Exercise brief: Below is a listing; copy all of it exactly.

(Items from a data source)
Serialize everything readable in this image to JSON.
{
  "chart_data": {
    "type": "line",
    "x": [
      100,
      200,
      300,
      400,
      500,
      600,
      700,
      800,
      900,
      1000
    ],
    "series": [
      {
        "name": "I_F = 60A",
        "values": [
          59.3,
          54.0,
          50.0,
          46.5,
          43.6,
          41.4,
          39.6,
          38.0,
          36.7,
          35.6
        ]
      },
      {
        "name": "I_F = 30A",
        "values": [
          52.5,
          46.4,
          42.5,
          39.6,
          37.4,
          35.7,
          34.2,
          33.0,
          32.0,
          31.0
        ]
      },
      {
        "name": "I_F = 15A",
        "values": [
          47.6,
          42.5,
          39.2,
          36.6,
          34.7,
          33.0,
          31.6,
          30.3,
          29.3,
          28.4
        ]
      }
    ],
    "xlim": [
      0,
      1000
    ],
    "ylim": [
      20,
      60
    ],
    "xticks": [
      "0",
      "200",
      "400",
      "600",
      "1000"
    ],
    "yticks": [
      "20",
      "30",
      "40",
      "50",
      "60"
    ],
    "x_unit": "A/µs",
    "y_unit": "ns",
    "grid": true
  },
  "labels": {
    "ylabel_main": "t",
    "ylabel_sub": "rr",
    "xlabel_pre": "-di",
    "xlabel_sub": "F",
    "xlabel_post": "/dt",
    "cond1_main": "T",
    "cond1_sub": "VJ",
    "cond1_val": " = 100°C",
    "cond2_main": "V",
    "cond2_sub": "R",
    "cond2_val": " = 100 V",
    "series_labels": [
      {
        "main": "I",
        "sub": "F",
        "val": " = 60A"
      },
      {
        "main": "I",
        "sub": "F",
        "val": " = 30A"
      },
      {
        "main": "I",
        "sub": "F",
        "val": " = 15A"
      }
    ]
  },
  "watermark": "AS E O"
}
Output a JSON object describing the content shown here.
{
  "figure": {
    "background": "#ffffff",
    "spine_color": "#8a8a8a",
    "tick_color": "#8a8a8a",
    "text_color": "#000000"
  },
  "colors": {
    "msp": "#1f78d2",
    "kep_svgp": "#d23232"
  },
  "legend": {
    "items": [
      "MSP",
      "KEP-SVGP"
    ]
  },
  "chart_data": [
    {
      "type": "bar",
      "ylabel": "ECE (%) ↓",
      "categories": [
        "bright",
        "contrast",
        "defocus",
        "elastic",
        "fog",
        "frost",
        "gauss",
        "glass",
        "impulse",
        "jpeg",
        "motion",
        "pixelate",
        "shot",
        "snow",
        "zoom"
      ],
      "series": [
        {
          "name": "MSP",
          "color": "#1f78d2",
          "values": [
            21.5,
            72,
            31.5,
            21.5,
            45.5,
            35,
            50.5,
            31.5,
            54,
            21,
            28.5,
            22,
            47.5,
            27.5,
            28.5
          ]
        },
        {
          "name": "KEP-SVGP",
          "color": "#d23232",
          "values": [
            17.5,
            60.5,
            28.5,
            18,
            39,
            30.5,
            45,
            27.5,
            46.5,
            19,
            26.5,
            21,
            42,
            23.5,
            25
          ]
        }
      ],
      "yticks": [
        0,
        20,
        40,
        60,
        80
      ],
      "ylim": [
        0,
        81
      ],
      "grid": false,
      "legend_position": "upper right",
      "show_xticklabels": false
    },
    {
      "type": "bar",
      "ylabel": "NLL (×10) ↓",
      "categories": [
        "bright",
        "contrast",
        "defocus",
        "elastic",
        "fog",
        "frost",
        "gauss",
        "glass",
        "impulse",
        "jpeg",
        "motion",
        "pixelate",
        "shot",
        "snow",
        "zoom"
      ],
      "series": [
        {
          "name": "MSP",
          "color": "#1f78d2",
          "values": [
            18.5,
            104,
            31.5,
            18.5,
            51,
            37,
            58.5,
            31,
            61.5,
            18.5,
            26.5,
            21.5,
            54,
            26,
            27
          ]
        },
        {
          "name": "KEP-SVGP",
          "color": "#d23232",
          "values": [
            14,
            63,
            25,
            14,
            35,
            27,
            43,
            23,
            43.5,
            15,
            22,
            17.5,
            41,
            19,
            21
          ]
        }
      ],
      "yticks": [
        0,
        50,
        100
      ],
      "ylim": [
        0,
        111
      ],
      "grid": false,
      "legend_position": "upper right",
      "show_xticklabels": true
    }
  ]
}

Output of the task:
Serialize everything readable in this image to JSON.
{
  "chart_data": {
    "type": "line",
    "x": [
      100,
      200,
      300,
      400,
      500,
      600,
      700,
      800,
      900,
      1000
    ],
    "series": [
      {
        "name": "I_F = 60A",
        "values": [
          59.3,
          54.0,
          50.0,
          46.5,
          43.6,
          41.4,
          39.6,
          38.0,
          36.7,
          35.6
        ]
      },
      {
        "name": "I_F = 30A",
        "values": [
          52.5,
          46.4,
          42.5,
          39.6,
          37.4,
          35.7,
          34.2,
          33.0,
          32.0,
          31.0
        ]
      },
      {
        "name": "I_F = 15A",
        "values": [
          47.6,
          42.5,
          39.2,
          36.6,
          34.7,
          33.0,
          31.6,
          30.3,
          29.3,
          28.4
        ]
      }
    ],
    "xlim": [
      0,
      1000
    ],
    "ylim": [
      20,
      60
    ],
    "xticks": [
      "0",
      "200",
      "400",
      "600",
      "1000"
    ],
    "yticks": [
      "20",
      "30",
      "40",
      "50",
      "60"
    ],
    "x_unit": "A/µs",
    "y_unit": "ns",
    "grid": true
  },
  "labels": {
    "ylabel_main": "t",
    "ylabel_sub": "rr",
    "xlabel_pre": "-di",
    "xlabel_sub": "F",
    "xlabel_post": "/dt",
    "cond1_main": "T",
    "cond1_sub": "VJ",
    "cond1_val": " = 100°C",
    "cond2_main": "V",
    "cond2_sub": "R",
    "cond2_val": " = 100 V",
    "series_labels": [
      {
        "main": "I",
        "sub": "F",
        "val": " = 60A"
      },
      {
        "main": "I",
        "sub": "F",
        "val": " = 30A"
      },
      {
        "main": "I",
        "sub": "F",
        "val": " = 15A"
      }
    ]
  },
  "watermark": "AS E O"
}
Output a JSON object describing the content shown here.
{
  "figure": {
    "background": "#ffffff",
    "spine_color": "#8a8a8a",
    "tick_color": "#8a8a8a",
    "text_color": "#000000"
  },
  "colors": {
    "msp": "#1f78d2",
    "kep_svgp": "#d23232"
  },
  "legend": {
    "items": [
      "MSP",
      "KEP-SVGP"
    ]
  },
  "chart_data": [
    {
      "type": "bar",
      "ylabel": "ECE (%) ↓",
      "categories": [
        "bright",
        "contrast",
        "defocus",
        "elastic",
        "fog",
        "frost",
        "gauss",
        "glass",
        "impulse",
        "jpeg",
        "motion",
        "pixelate",
        "shot",
        "snow",
        "zoom"
      ],
      "series": [
        {
          "name": "MSP",
          "color": "#1f78d2",
          "values": [
            21.5,
            72,
            31.5,
            21.5,
            45.5,
            35,
            50.5,
            31.5,
            54,
            21,
            28.5,
            22,
            47.5,
            27.5,
            28.5
          ]
        },
        {
          "name": "KEP-SVGP",
          "color": "#d23232",
          "values": [
            17.5,
            60.5,
            28.5,
            18,
            39,
            30.5,
            45,
            27.5,
            46.5,
            19,
            26.5,
            21,
            42,
            23.5,
            25
          ]
        }
      ],
      "yticks": [
        0,
        20,
        40,
        60,
        80
      ],
      "ylim": [
        0,
        81
      ],
      "grid": false,
      "legend_position": "upper right",
      "show_xticklabels": false
    },
    {
      "type": "bar",
      "ylabel": "NLL (×10) ↓",
      "categories": [
        "bright",
        "contrast",
        "defocus",
        "elastic",
        "fog",
        "frost",
        "gauss",
        "glass",
        "impulse",
        "jpeg",
        "motion",
        "pixelate",
        "shot",
        "snow",
        "zoom"
      ],
      "series": [
        {
          "name": "MSP",
          "color": "#1f78d2",
          "values": [
            18.5,
            104,
            31.5,
            18.5,
            51,
            37,
            58.5,
            31,
            61.5,
            18.5,
            26.5,
            21.5,
            54,
            26,
            27
          ]
        },
        {
          "name": "KEP-SVGP",
          "color": "#d23232",
          "values": [
            14,
            63,
            25,
            14,
            35,
            27,
            43,
            23,
            43.5,
            15,
            22,
            17.5,
            41,
            19,
            21
          ]
        }
      ],
      "yticks": [
        0,
        50,
        100
      ],
      "ylim": [
        0,
        111
      ],
      "grid": false,
      "legend_position": "upper right",
      "show_xticklabels": true
    }
  ]
}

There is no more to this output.